Records to process start

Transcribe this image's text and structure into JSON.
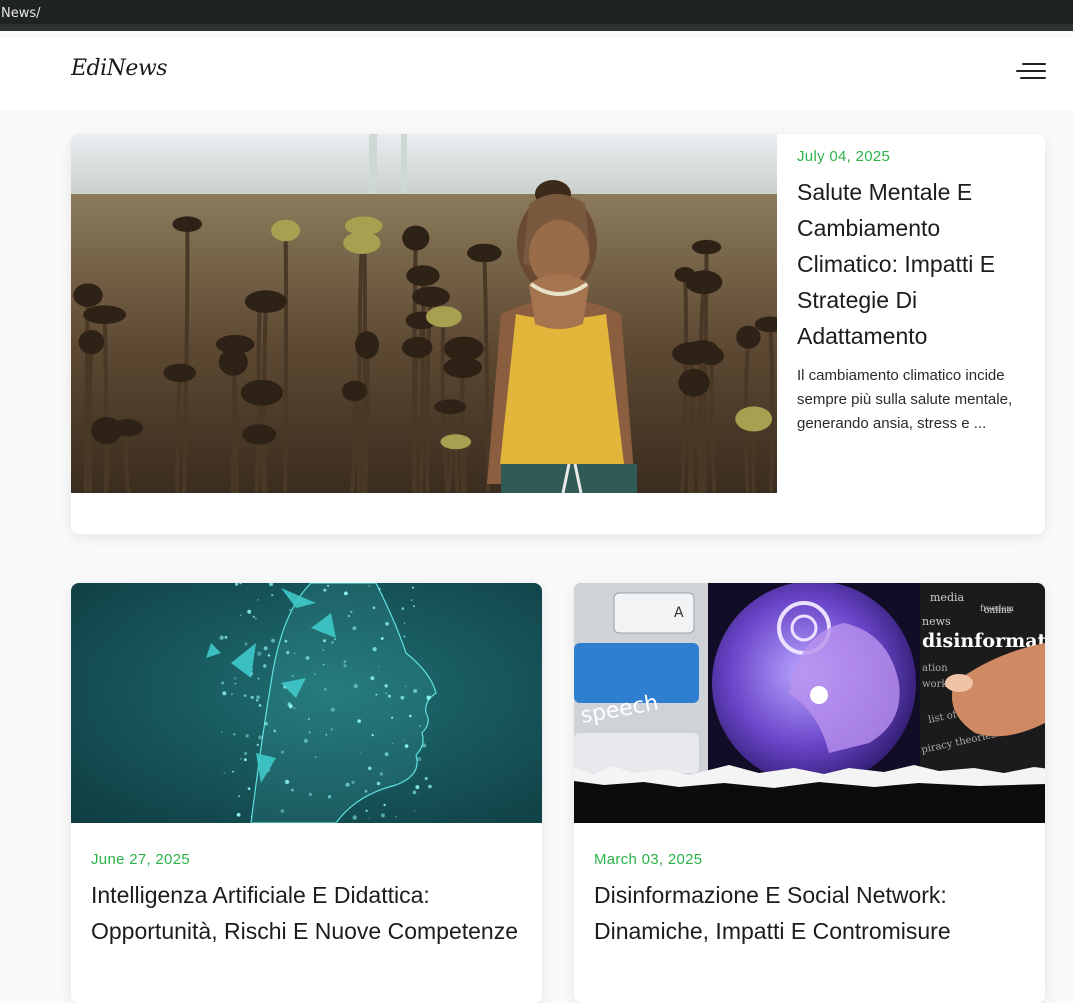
{
  "browser": {
    "breadcrumb": "News/"
  },
  "header": {
    "logo": "EdiNews"
  },
  "featured": {
    "date": "July 04, 2025",
    "title": "Salute Mentale E Cambiamento Climatico: Impatti E Strategie Di Adattamento",
    "excerpt": "Il cambiamento climatico incide sempre più sulla salute mentale, generando ansia, stress e ..."
  },
  "articles": [
    {
      "date": "June 27, 2025",
      "title": "Intelligenza Artificiale E Didattica: Opportunità, Rischi E Nuove Competenze"
    },
    {
      "date": "March 03, 2025",
      "title": "Disinformazione E Social Network: Dinamiche, Impatti E Contromisure"
    }
  ],
  "image_text": {
    "key_letter": "A",
    "key_label": "speech",
    "words": [
      "media",
      "online",
      "news",
      "freedom",
      "disinformation",
      "ation",
      "work",
      "list of officials",
      "piracy theories"
    ]
  },
  "colors": {
    "accent": "#2db34a",
    "topbar": "#1f2420"
  },
  "icons": {
    "menu": "hamburger-icon"
  }
}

Records to process end

Set problem: Skip the pictures and print each record exactly as it stands.

Response:
Transcribe this image's text and structure into JSON.
{
  "browser": {
    "breadcrumb": "News/"
  },
  "header": {
    "logo": "EdiNews"
  },
  "featured": {
    "date": "July 04, 2025",
    "title": "Salute Mentale E Cambiamento Climatico: Impatti E Strategie Di Adattamento",
    "excerpt": "Il cambiamento climatico incide sempre più sulla salute mentale, generando ansia, stress e ..."
  },
  "articles": [
    {
      "date": "June 27, 2025",
      "title": "Intelligenza Artificiale E Didattica: Opportunità, Rischi E Nuove Competenze"
    },
    {
      "date": "March 03, 2025",
      "title": "Disinformazione E Social Network: Dinamiche, Impatti E Contromisure"
    }
  ],
  "image_text": {
    "key_letter": "A",
    "key_label": "speech",
    "words": [
      "media",
      "online",
      "news",
      "freedom",
      "disinformation",
      "ation",
      "work",
      "list of officials",
      "piracy theories"
    ]
  },
  "colors": {
    "accent": "#2db34a",
    "topbar": "#1f2420"
  },
  "icons": {
    "menu": "hamburger-icon"
  }
}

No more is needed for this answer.